══ Estratto della pagina ══

La biomassa può esprimere biochemicals per impieghi ad alto valore in ambito food, novelfood, nutraceutica, ma anche per applicazioni di chimica verde in cosmetica, fitoterapia, bio-edilizia, bio-remediation ed altre applicazioni tecniche particolarmente richieste dal mercato.

In questa fase, sono stati esaminate le principali fonti di dati sugli scambi commerciali internazionali (UN ComTrade. Dall’analisi dei dati risulta che l’Italia, ad oggi, presenta una bilancia di approvvigionamento dal resto del mondo in forte debito, pertanto l’ipotesi di realizzazione un’attività di trasformazione locale, se ben concepita, troverebbe degli sbocchi di mercato direttamente sul mercato interno.

═══
══ Voci fornite ══

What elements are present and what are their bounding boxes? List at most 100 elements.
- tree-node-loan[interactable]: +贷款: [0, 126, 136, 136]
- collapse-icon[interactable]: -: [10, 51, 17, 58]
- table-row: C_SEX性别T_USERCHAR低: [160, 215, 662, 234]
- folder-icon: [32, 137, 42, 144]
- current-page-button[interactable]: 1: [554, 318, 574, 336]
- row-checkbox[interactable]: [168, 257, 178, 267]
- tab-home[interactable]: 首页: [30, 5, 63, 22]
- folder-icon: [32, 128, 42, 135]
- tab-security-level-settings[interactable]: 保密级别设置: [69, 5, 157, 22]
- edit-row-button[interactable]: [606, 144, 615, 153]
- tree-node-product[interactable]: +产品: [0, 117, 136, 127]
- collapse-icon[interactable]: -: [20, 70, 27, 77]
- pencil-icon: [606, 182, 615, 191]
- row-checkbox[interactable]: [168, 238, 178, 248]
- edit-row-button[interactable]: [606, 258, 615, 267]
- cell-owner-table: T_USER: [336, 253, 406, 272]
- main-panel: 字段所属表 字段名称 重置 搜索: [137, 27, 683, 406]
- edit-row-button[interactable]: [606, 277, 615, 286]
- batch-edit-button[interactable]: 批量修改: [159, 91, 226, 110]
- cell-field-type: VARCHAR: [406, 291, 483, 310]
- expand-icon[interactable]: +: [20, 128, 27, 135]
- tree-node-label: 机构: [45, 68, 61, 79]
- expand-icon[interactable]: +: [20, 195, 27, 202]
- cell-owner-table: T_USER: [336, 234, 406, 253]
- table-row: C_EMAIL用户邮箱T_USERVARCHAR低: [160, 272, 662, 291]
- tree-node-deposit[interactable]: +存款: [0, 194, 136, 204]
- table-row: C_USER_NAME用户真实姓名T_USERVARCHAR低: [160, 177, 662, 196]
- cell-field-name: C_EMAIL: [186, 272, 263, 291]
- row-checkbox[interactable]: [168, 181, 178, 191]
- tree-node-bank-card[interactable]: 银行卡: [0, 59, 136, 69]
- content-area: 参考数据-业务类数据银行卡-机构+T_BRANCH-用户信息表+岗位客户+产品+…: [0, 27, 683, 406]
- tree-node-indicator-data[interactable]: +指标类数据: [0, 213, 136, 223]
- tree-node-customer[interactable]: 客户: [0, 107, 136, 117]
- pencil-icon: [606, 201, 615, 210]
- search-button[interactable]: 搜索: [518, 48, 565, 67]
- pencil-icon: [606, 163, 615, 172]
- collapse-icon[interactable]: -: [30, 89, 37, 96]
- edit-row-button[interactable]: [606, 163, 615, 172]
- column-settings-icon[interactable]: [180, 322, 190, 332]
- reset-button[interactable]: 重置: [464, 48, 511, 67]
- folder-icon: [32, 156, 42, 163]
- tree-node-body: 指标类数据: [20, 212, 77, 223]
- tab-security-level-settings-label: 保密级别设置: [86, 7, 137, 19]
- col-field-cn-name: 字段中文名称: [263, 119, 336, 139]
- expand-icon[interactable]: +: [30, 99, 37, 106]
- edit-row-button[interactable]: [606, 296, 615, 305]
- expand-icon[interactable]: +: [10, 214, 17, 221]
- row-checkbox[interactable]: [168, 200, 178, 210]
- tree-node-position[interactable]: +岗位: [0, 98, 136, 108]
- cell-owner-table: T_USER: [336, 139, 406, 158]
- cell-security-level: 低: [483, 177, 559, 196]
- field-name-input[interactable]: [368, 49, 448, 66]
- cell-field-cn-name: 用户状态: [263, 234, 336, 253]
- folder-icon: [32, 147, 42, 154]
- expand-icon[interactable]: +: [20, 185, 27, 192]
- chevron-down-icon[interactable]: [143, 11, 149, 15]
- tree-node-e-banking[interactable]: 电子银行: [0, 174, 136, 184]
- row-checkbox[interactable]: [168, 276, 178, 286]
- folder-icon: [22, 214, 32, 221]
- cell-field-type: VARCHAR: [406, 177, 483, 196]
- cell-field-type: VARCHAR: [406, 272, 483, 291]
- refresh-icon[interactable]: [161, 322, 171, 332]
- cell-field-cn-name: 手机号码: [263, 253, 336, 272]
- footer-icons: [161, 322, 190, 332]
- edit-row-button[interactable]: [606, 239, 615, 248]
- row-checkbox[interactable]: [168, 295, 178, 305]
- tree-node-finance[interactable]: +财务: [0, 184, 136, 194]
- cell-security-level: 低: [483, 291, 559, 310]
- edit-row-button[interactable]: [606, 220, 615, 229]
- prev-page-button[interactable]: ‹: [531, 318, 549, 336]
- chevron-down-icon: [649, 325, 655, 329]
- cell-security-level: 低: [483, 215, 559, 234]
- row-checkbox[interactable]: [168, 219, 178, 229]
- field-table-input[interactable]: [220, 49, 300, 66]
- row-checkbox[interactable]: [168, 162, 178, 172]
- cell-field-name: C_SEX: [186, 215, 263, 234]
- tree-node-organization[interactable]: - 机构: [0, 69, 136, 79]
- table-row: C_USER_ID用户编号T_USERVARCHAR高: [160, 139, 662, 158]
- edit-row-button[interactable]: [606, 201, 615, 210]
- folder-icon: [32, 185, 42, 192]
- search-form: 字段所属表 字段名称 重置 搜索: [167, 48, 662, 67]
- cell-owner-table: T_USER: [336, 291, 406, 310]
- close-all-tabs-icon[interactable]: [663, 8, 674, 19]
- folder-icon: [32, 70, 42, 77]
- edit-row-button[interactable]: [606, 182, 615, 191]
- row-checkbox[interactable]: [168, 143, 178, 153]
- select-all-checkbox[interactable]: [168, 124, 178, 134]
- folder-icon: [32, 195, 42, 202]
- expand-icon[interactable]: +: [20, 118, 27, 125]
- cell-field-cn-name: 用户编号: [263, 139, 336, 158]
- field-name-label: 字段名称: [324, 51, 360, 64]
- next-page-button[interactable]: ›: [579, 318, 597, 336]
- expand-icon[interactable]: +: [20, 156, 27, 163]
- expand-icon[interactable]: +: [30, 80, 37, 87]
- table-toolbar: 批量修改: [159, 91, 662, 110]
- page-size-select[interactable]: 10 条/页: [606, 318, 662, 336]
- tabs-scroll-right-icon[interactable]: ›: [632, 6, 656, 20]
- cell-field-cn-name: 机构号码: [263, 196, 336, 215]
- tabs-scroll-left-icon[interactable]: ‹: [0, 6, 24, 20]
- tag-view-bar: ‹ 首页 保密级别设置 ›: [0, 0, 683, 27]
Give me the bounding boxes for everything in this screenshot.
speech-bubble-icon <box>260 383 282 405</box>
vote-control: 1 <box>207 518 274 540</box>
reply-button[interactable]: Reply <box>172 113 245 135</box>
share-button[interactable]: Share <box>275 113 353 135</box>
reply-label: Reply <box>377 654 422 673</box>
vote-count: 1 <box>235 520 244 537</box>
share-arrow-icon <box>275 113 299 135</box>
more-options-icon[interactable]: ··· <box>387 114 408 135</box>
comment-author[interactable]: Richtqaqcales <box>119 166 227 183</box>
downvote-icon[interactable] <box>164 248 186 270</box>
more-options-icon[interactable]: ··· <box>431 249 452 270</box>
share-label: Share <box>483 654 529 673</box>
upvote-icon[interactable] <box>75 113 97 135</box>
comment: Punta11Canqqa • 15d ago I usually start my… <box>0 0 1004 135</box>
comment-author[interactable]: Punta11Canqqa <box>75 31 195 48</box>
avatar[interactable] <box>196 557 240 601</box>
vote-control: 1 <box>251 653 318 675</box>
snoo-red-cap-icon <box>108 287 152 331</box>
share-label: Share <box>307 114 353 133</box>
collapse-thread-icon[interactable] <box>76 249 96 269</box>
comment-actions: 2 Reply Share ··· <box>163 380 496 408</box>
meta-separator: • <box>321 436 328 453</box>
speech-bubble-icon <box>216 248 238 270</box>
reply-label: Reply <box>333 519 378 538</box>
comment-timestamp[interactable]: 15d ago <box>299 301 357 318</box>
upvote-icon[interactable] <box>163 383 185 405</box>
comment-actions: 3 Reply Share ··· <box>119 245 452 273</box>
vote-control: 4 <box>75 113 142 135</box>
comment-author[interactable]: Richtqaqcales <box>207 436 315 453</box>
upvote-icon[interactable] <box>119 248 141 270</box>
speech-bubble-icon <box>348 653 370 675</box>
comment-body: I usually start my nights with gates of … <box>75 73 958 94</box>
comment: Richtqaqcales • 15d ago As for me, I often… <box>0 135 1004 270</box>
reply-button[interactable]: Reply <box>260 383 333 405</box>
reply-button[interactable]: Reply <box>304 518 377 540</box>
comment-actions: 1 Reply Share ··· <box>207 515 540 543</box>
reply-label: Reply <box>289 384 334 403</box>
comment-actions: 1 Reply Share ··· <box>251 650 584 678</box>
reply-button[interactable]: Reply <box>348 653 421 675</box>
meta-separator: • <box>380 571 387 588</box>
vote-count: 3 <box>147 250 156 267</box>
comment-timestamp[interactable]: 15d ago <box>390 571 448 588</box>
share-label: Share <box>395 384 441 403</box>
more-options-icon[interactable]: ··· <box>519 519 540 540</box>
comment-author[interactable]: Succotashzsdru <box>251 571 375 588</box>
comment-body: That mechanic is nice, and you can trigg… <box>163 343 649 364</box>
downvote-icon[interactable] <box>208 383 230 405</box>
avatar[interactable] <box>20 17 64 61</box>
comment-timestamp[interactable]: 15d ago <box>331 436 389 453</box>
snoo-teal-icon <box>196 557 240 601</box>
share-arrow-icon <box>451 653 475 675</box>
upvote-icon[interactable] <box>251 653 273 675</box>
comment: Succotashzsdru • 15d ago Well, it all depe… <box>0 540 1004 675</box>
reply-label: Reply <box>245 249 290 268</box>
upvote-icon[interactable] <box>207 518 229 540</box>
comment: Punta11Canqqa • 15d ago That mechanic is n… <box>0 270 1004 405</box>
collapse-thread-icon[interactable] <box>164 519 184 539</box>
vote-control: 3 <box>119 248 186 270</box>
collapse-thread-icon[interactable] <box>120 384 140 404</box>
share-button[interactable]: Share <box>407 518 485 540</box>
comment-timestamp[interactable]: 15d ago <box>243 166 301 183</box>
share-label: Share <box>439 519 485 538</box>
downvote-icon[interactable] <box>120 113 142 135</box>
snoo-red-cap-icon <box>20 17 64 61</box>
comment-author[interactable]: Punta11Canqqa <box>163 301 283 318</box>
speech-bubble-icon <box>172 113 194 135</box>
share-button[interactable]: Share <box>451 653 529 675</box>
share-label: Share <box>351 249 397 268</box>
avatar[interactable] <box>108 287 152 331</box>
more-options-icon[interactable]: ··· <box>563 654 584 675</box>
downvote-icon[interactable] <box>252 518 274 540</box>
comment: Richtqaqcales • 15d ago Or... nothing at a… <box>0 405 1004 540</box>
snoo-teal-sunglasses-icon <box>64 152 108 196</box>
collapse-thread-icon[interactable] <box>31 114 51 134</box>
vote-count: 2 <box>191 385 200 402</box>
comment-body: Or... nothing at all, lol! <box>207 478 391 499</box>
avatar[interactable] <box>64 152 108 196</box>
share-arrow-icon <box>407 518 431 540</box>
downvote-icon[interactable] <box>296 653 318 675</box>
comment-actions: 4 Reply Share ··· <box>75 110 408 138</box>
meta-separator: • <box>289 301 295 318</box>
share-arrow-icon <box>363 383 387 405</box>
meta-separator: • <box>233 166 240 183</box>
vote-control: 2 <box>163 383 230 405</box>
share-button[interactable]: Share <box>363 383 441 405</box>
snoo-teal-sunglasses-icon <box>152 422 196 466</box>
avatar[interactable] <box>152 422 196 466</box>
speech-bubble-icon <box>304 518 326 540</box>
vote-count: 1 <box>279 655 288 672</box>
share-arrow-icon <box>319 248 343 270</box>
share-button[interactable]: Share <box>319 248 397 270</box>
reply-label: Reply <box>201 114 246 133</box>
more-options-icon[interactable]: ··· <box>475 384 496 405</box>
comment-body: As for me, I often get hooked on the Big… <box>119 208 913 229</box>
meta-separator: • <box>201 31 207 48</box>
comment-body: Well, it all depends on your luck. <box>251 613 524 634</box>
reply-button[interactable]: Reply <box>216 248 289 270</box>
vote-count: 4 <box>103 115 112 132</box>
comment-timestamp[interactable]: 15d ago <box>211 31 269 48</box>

═══

▶ Cosa fare:
**A)** Ripeti dal brano sulla biomassa tutto il testo che va da "La biomassa può" fino a "richieste dal mercato.".
**B)** In base al brano sulla biomassa, spiega in una-tre frasi perché un'attività di trasformazione locale ben concepita troverebbe sbocchi sul mercato interno.

▶ Risposte:
**A)**
La biomassa può esprimere biochemicals per impieghi ad alto valore in ambito food, novelfood, nutraceutica, ma anche per applicazioni di chimica verde in cosmetica, fitoterapia, bio-edilizia, bio-remediation ed altre applicazioni tecniche particolarmente richieste dal mercato.

**B)** Dall'analisi dei dati sugli scambi commerciali internazionali risulta che l'Italia ha oggi una bilancia di approvvigionamento dal resto del mondo in forte debito. Per questo un'attività di trasformazione locale ben concepita troverebbe sbocchi di mercato direttamente sul mercato interno.